■ OBJECTIVE
Copy the lines below word for word, keeping every character as it stands.

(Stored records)
==================================================
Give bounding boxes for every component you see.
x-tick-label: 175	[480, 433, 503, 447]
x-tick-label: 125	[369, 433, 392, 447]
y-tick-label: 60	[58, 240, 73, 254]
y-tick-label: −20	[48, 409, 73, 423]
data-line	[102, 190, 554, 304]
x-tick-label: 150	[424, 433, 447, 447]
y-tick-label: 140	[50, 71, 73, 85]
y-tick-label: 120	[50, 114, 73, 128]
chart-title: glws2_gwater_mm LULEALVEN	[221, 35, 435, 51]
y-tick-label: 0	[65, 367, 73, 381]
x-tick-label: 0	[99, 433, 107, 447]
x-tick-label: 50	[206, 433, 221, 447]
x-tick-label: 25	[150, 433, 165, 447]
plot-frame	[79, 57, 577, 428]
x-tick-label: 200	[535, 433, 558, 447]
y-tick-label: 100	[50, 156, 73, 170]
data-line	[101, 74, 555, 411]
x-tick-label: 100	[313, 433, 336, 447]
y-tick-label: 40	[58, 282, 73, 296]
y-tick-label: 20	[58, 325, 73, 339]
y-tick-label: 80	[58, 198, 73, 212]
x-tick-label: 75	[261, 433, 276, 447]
==================================================
■ EXERCISE RESULT
Give bounding boxes for every component you see.
x-tick-label: 175	[480, 433, 503, 447]
x-tick-label: 125	[369, 433, 392, 447]
y-tick-label: 60	[58, 240, 73, 254]
y-tick-label: −20	[48, 409, 73, 423]
data-line	[102, 190, 554, 304]
x-tick-label: 150	[424, 433, 447, 447]
y-tick-label: 140	[50, 71, 73, 85]
y-tick-label: 120	[50, 114, 73, 128]
chart-title: glws2_gwater_mm LULEALVEN	[221, 35, 435, 51]
y-tick-label: 0	[65, 367, 73, 381]
x-tick-label: 0	[99, 433, 107, 447]
x-tick-label: 50	[206, 433, 221, 447]
x-tick-label: 25	[150, 433, 165, 447]
plot-frame	[79, 57, 577, 428]
x-tick-label: 200	[535, 433, 558, 447]
y-tick-label: 100	[50, 156, 73, 170]
data-line	[101, 74, 555, 411]
x-tick-label: 100	[313, 433, 336, 447]
y-tick-label: 40	[58, 282, 73, 296]
y-tick-label: 20	[58, 325, 73, 339]
y-tick-label: 80	[58, 198, 73, 212]
x-tick-label: 75	[261, 433, 276, 447]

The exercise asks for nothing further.